- **Set problem**: The records below must be duplicated exactly, character for character.

- **Given entries**:
--------------------------------------------------

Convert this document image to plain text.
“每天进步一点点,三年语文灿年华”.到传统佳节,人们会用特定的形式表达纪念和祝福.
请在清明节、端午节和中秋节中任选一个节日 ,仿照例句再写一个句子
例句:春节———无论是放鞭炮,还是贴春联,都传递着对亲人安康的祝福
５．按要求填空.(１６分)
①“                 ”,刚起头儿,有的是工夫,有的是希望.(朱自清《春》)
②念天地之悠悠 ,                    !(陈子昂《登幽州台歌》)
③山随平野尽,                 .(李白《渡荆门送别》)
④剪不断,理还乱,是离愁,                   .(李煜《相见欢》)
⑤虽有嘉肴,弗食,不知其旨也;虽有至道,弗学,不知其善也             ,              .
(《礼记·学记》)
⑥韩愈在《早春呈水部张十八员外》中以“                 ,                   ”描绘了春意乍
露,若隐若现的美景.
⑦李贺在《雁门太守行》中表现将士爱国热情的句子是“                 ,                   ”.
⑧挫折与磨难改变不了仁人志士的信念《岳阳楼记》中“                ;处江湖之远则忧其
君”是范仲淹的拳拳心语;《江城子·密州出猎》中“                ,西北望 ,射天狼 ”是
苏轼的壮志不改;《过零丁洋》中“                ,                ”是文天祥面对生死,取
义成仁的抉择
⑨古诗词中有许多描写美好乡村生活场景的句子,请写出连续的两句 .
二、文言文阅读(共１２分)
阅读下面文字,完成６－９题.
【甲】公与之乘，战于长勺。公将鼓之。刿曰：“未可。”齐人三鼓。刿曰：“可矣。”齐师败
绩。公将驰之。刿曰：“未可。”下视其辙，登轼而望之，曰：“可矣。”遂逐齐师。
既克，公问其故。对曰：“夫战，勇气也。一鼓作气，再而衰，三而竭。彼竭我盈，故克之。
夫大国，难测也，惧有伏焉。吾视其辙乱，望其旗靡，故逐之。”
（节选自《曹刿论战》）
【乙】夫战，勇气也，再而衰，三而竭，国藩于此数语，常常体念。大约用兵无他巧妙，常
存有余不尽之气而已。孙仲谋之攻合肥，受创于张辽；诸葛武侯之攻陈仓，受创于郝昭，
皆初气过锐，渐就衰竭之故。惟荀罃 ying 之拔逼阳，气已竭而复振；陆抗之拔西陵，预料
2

--------------------------------------------------

- **Exercise answer**:
Convert this document image to plain text.
“每天进步一点点,三年语文灿年华”.到传统佳节,人们会用特定的形式表达纪念和祝福.
请在清明节、端午节和中秋节中任选一个节日 ,仿照例句再写一个句子
例句:春节———无论是放鞭炮,还是贴春联,都传递着对亲人安康的祝福
５．按要求填空.(１６分)
①“                 ”,刚起头儿,有的是工夫,有的是希望.(朱自清《春》)
②念天地之悠悠 ,                    !(陈子昂《登幽州台歌》)
③山随平野尽,                 .(李白《渡荆门送别》)
④剪不断,理还乱,是离愁,                   .(李煜《相见欢》)
⑤虽有嘉肴,弗食,不知其旨也;虽有至道,弗学,不知其善也             ,              .
(《礼记·学记》)
⑥韩愈在《早春呈水部张十八员外》中以“                 ,                   ”描绘了春意乍
露,若隐若现的美景.
⑦李贺在《雁门太守行》中表现将士爱国热情的句子是“                 ,                   ”.
⑧挫折与磨难改变不了仁人志士的信念《岳阳楼记》中“                ;处江湖之远则忧其
君”是范仲淹的拳拳心语;《江城子·密州出猎》中“                ,西北望 ,射天狼 ”是
苏轼的壮志不改;《过零丁洋》中“                ,                ”是文天祥面对生死,取
义成仁的抉择
⑨古诗词中有许多描写美好乡村生活场景的句子,请写出连续的两句 .
二、文言文阅读(共１２分)
阅读下面文字,完成６－９题.
【甲】公与之乘，战于长勺。公将鼓之。刿曰：“未可。”齐人三鼓。刿曰：“可矣。”齐师败
绩。公将驰之。刿曰：“未可。”下视其辙，登轼而望之，曰：“可矣。”遂逐齐师。
既克，公问其故。对曰：“夫战，勇气也。一鼓作气，再而衰，三而竭。彼竭我盈，故克之。
夫大国，难测也，惧有伏焉。吾视其辙乱，望其旗靡，故逐之。”
（节选自《曹刿论战》）
【乙】夫战，勇气也，再而衰，三而竭，国藩于此数语，常常体念。大约用兵无他巧妙，常
存有余不尽之气而已。孙仲谋之攻合肥，受创于张辽；诸葛武侯之攻陈仓，受创于郝昭，
皆初气过锐，渐就衰竭之故。惟荀罃 ying 之拔逼阳，气已竭而复振；陆抗之拔西陵，预料
2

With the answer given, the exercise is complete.